## TASK OBJECTIVE
Copy the data exactly; pictures stay out of the copy.

Dataset excerpts
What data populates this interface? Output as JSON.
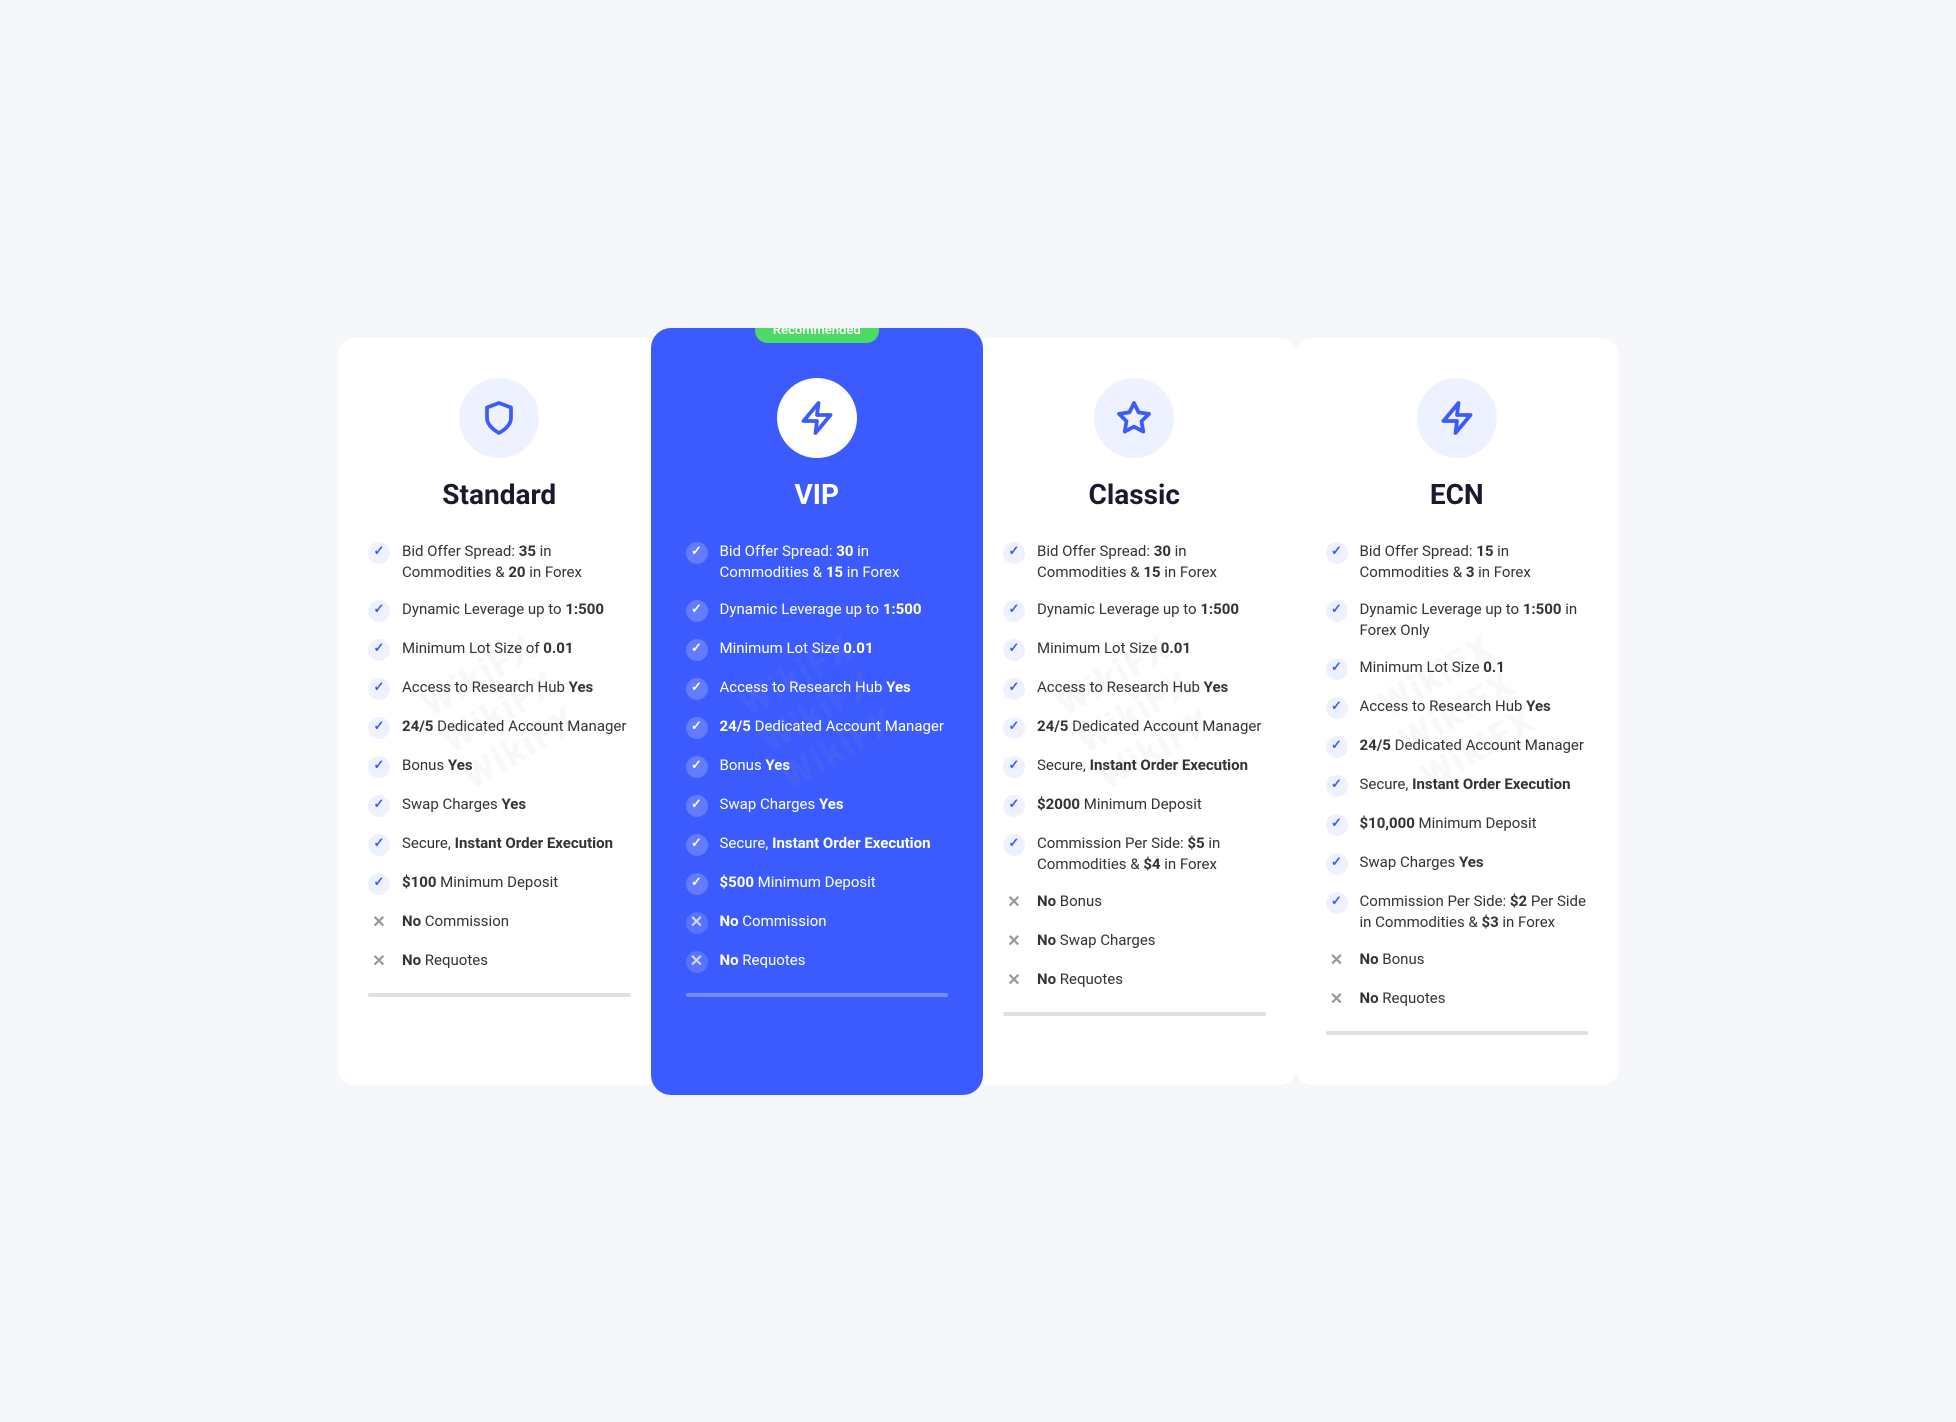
{
  "cards": [
    {
      "id": "standard",
      "title": "Standard",
      "recommended": false,
      "icon": "🛡",
      "features": [
        {
          "check": true,
          "text": "Bid Offer Spread: <strong>35</strong> in Commodities & <strong>20</strong> in Forex"
        },
        {
          "check": true,
          "text": "Dynamic Leverage up to <strong>1:500</strong>"
        },
        {
          "check": true,
          "text": "Minimum Lot Size of <strong>0.01</strong>"
        },
        {
          "check": true,
          "text": "Access to Research Hub <strong>Yes</strong>"
        },
        {
          "check": true,
          "text": "<strong>24/5</strong> Dedicated Account Manager"
        },
        {
          "check": true,
          "text": "Bonus <strong>Yes</strong>"
        },
        {
          "check": true,
          "text": "Swap Charges <strong>Yes</strong>"
        },
        {
          "check": true,
          "text": "Secure, <strong>Instant Order Execution</strong>"
        },
        {
          "check": true,
          "text": "<strong>$100</strong> Minimum Deposit"
        },
        {
          "check": false,
          "text": "<strong>No</strong> Commission"
        },
        {
          "check": false,
          "text": "<strong>No</strong> Requotes"
        }
      ]
    },
    {
      "id": "vip",
      "title": "VIP",
      "recommended": true,
      "icon": "⚡",
      "features": [
        {
          "check": true,
          "text": "Bid Offer Spread: <strong>30</strong> in Commodities & <strong>15</strong> in Forex"
        },
        {
          "check": true,
          "text": "Dynamic Leverage up to <strong>1:500</strong>"
        },
        {
          "check": true,
          "text": "Minimum Lot Size <strong>0.01</strong>"
        },
        {
          "check": true,
          "text": "Access to Research Hub <strong>Yes</strong>"
        },
        {
          "check": true,
          "text": "<strong>24/5</strong> Dedicated Account Manager"
        },
        {
          "check": true,
          "text": "Bonus <strong>Yes</strong>"
        },
        {
          "check": true,
          "text": "Swap Charges <strong>Yes</strong>"
        },
        {
          "check": true,
          "text": "Secure, <strong>Instant Order Execution</strong>"
        },
        {
          "check": true,
          "text": "<strong>$500</strong> Minimum Deposit"
        },
        {
          "check": false,
          "text": "<strong>No</strong> Commission"
        },
        {
          "check": false,
          "text": "<strong>No</strong> Requotes"
        }
      ]
    },
    {
      "id": "classic",
      "title": "Classic",
      "recommended": false,
      "icon": "⭐",
      "features": [
        {
          "check": true,
          "text": "Bid Offer Spread: <strong>30</strong> in Commodities & <strong>15</strong> in Forex"
        },
        {
          "check": true,
          "text": "Dynamic Leverage up to <strong>1:500</strong>"
        },
        {
          "check": true,
          "text": "Minimum Lot Size <strong>0.01</strong>"
        },
        {
          "check": true,
          "text": "Access to Research Hub <strong>Yes</strong>"
        },
        {
          "check": true,
          "text": "<strong>24/5</strong> Dedicated Account Manager"
        },
        {
          "check": true,
          "text": "Secure, <strong>Instant Order Execution</strong>"
        },
        {
          "check": true,
          "text": "<strong>$2000</strong> Minimum Deposit"
        },
        {
          "check": true,
          "text": "Commission Per Side: <strong>$5</strong> in Commodities & <strong>$4</strong> in Forex"
        },
        {
          "check": false,
          "text": "<strong>No</strong> Bonus"
        },
        {
          "check": false,
          "text": "<strong>No</strong> Swap Charges"
        },
        {
          "check": false,
          "text": "<strong>No</strong> Requotes"
        }
      ]
    },
    {
      "id": "ecn",
      "title": "ECN",
      "recommended": false,
      "icon": "⚡",
      "features": [
        {
          "check": true,
          "text": "Bid Offer Spread: <strong>15</strong> in Commodities & <strong>3</strong> in Forex"
        },
        {
          "check": true,
          "text": "Dynamic Leverage up to <strong>1:500</strong> in Forex Only"
        },
        {
          "check": true,
          "text": "Minimum Lot Size <strong>0.1</strong>"
        },
        {
          "check": true,
          "text": "Access to Research Hub <strong>Yes</strong>"
        },
        {
          "check": true,
          "text": "<strong>24/5</strong> Dedicated Account Manager"
        },
        {
          "check": true,
          "text": "Secure, <strong>Instant Order Execution</strong>"
        },
        {
          "check": true,
          "text": "<strong>$10,000</strong> Minimum Deposit"
        },
        {
          "check": true,
          "text": "Swap Charges <strong>Yes</strong>"
        },
        {
          "check": true,
          "text": "Commission Per Side: <strong>$2</strong> Per Side in Commodities & <strong>$3</strong> in Forex"
        },
        {
          "check": false,
          "text": "<strong>No</strong> Bonus"
        },
        {
          "check": false,
          "text": "<strong>No</strong> Requotes"
        }
      ]
    }
  ],
  "recommended_label": "Recommended",
  "watermark_text": "WikiFX"
}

## EXERCISE ANSWER
What data populates this interface? Output as JSON.
{
  "cards": [
    {
      "id": "standard",
      "title": "Standard",
      "recommended": false,
      "icon": "🛡",
      "features": [
        {
          "check": true,
          "text": "Bid Offer Spread: <strong>35</strong> in Commodities & <strong>20</strong> in Forex"
        },
        {
          "check": true,
          "text": "Dynamic Leverage up to <strong>1:500</strong>"
        },
        {
          "check": true,
          "text": "Minimum Lot Size of <strong>0.01</strong>"
        },
        {
          "check": true,
          "text": "Access to Research Hub <strong>Yes</strong>"
        },
        {
          "check": true,
          "text": "<strong>24/5</strong> Dedicated Account Manager"
        },
        {
          "check": true,
          "text": "Bonus <strong>Yes</strong>"
        },
        {
          "check": true,
          "text": "Swap Charges <strong>Yes</strong>"
        },
        {
          "check": true,
          "text": "Secure, <strong>Instant Order Execution</strong>"
        },
        {
          "check": true,
          "text": "<strong>$100</strong> Minimum Deposit"
        },
        {
          "check": false,
          "text": "<strong>No</strong> Commission"
        },
        {
          "check": false,
          "text": "<strong>No</strong> Requotes"
        }
      ]
    },
    {
      "id": "vip",
      "title": "VIP",
      "recommended": true,
      "icon": "⚡",
      "features": [
        {
          "check": true,
          "text": "Bid Offer Spread: <strong>30</strong> in Commodities & <strong>15</strong> in Forex"
        },
        {
          "check": true,
          "text": "Dynamic Leverage up to <strong>1:500</strong>"
        },
        {
          "check": true,
          "text": "Minimum Lot Size <strong>0.01</strong>"
        },
        {
          "check": true,
          "text": "Access to Research Hub <strong>Yes</strong>"
        },
        {
          "check": true,
          "text": "<strong>24/5</strong> Dedicated Account Manager"
        },
        {
          "check": true,
          "text": "Bonus <strong>Yes</strong>"
        },
        {
          "check": true,
          "text": "Swap Charges <strong>Yes</strong>"
        },
        {
          "check": true,
          "text": "Secure, <strong>Instant Order Execution</strong>"
        },
        {
          "check": true,
          "text": "<strong>$500</strong> Minimum Deposit"
        },
        {
          "check": false,
          "text": "<strong>No</strong> Commission"
        },
        {
          "check": false,
          "text": "<strong>No</strong> Requotes"
        }
      ]
    },
    {
      "id": "classic",
      "title": "Classic",
      "recommended": false,
      "icon": "⭐",
      "features": [
        {
          "check": true,
          "text": "Bid Offer Spread: <strong>30</strong> in Commodities & <strong>15</strong> in Forex"
        },
        {
          "check": true,
          "text": "Dynamic Leverage up to <strong>1:500</strong>"
        },
        {
          "check": true,
          "text": "Minimum Lot Size <strong>0.01</strong>"
        },
        {
          "check": true,
          "text": "Access to Research Hub <strong>Yes</strong>"
        },
        {
          "check": true,
          "text": "<strong>24/5</strong> Dedicated Account Manager"
        },
        {
          "check": true,
          "text": "Secure, <strong>Instant Order Execution</strong>"
        },
        {
          "check": true,
          "text": "<strong>$2000</strong> Minimum Deposit"
        },
        {
          "check": true,
          "text": "Commission Per Side: <strong>$5</strong> in Commodities & <strong>$4</strong> in Forex"
        },
        {
          "check": false,
          "text": "<strong>No</strong> Bonus"
        },
        {
          "check": false,
          "text": "<strong>No</strong> Swap Charges"
        },
        {
          "check": false,
          "text": "<strong>No</strong> Requotes"
        }
      ]
    },
    {
      "id": "ecn",
      "title": "ECN",
      "recommended": false,
      "icon": "⚡",
      "features": [
        {
          "check": true,
          "text": "Bid Offer Spread: <strong>15</strong> in Commodities & <strong>3</strong> in Forex"
        },
        {
          "check": true,
          "text": "Dynamic Leverage up to <strong>1:500</strong> in Forex Only"
        },
        {
          "check": true,
          "text": "Minimum Lot Size <strong>0.1</strong>"
        },
        {
          "check": true,
          "text": "Access to Research Hub <strong>Yes</strong>"
        },
        {
          "check": true,
          "text": "<strong>24/5</strong> Dedicated Account Manager"
        },
        {
          "check": true,
          "text": "Secure, <strong>Instant Order Execution</strong>"
        },
        {
          "check": true,
          "text": "<strong>$10,000</strong> Minimum Deposit"
        },
        {
          "check": true,
          "text": "Swap Charges <strong>Yes</strong>"
        },
        {
          "check": true,
          "text": "Commission Per Side: <strong>$2</strong> Per Side in Commodities & <strong>$3</strong> in Forex"
        },
        {
          "check": false,
          "text": "<strong>No</strong> Bonus"
        },
        {
          "check": false,
          "text": "<strong>No</strong> Requotes"
        }
      ]
    }
  ],
  "recommended_label": "Recommended",
  "watermark_text": "WikiFX"
}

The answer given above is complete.